──────── Extracted material

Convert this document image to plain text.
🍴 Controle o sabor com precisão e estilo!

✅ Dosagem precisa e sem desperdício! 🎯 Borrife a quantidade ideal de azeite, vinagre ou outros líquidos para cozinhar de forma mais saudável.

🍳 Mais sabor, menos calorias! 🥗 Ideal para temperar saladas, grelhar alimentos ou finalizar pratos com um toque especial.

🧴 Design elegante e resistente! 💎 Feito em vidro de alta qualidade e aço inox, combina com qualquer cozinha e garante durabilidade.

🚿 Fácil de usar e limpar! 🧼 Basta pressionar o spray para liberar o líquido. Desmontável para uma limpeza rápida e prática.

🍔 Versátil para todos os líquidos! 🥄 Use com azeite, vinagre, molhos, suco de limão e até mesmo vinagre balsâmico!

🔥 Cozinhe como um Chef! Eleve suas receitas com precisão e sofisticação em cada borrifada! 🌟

────────────────
──────── Extracted material

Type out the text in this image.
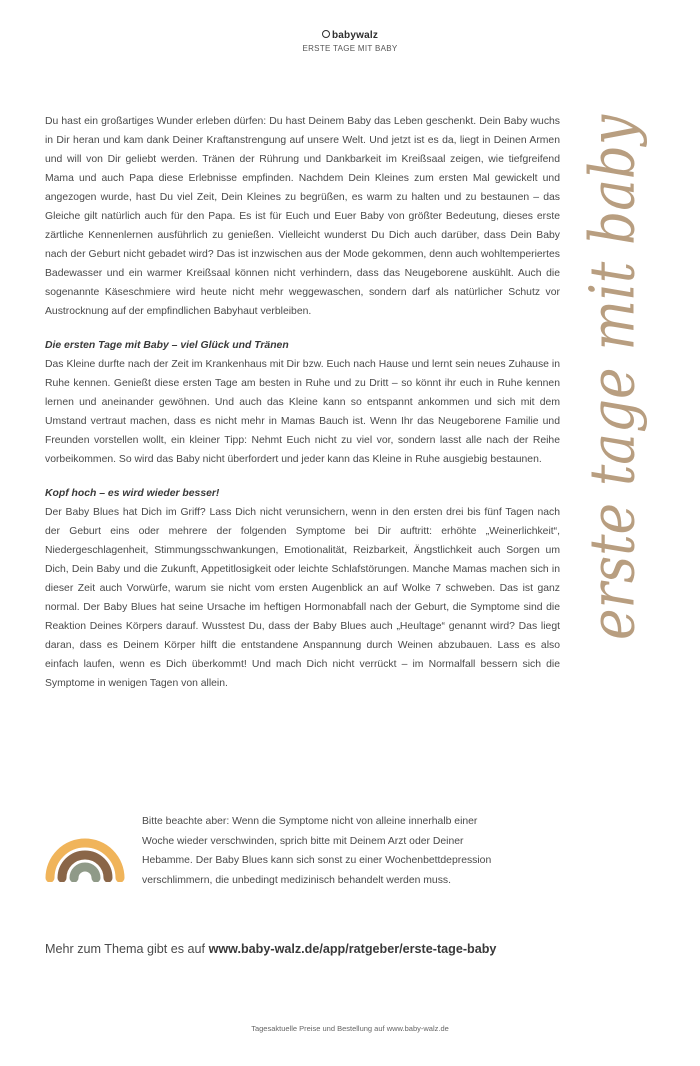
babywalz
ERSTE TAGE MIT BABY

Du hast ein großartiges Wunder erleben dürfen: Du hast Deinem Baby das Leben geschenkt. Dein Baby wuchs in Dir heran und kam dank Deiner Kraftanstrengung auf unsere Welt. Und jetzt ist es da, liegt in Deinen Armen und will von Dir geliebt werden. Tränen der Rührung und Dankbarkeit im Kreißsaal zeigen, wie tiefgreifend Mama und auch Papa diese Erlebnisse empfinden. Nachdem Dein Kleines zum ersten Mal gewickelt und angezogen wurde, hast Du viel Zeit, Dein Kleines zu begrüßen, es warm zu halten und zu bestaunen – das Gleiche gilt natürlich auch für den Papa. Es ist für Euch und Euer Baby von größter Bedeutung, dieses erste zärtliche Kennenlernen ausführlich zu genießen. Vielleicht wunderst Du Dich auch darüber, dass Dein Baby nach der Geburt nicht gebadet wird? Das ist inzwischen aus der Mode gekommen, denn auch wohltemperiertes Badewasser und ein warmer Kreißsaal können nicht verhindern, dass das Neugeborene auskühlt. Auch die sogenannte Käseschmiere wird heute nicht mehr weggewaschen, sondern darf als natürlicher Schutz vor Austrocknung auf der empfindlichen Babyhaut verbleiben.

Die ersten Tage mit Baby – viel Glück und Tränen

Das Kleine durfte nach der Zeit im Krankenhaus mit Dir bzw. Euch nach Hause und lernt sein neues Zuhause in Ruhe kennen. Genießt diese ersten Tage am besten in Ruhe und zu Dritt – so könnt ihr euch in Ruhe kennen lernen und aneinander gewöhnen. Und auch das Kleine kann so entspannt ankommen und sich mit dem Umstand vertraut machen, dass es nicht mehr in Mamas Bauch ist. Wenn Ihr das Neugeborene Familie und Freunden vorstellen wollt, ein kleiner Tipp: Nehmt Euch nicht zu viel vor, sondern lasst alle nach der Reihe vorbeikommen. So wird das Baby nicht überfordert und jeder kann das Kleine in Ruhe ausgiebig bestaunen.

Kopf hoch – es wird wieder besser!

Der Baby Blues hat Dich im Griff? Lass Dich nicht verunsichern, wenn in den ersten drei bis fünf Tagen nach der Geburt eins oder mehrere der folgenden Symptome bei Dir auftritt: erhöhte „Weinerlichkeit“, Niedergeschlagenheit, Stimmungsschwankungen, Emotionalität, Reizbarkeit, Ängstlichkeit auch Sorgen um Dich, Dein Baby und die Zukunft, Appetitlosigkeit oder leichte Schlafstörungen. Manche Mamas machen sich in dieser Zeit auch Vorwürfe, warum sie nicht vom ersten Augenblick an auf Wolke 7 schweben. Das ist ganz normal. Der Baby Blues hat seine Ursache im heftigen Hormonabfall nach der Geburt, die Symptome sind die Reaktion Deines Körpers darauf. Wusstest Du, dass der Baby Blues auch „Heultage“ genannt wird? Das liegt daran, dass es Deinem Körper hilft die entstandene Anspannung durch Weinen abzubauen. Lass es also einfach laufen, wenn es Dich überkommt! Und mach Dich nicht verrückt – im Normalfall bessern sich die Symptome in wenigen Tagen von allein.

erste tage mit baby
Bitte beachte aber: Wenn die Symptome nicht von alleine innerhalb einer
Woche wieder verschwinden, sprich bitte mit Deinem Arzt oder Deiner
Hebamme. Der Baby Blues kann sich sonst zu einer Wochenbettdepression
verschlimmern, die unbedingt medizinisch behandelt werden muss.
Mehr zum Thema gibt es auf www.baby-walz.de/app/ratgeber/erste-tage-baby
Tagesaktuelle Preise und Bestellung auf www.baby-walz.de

────────────────
──────── Extracted material

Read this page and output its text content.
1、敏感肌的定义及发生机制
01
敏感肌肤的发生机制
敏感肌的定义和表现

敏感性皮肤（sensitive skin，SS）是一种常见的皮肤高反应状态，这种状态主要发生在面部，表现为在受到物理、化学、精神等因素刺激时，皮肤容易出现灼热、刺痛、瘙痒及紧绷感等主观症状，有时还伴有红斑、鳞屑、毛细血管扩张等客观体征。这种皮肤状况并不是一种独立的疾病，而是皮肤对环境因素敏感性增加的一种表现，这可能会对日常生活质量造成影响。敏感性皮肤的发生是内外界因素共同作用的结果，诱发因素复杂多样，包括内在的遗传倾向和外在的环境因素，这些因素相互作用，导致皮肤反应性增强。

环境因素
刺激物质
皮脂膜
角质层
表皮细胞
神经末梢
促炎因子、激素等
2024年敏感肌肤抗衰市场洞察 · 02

────────────────

▶ Written task
Above are the records. Copy every line in them holding "wieder".

▶ Exercise output
Kopf hoch – es wird wieder besser!
Woche wieder verschwinden, sprich bitte mit Deinem Arzt oder Deiner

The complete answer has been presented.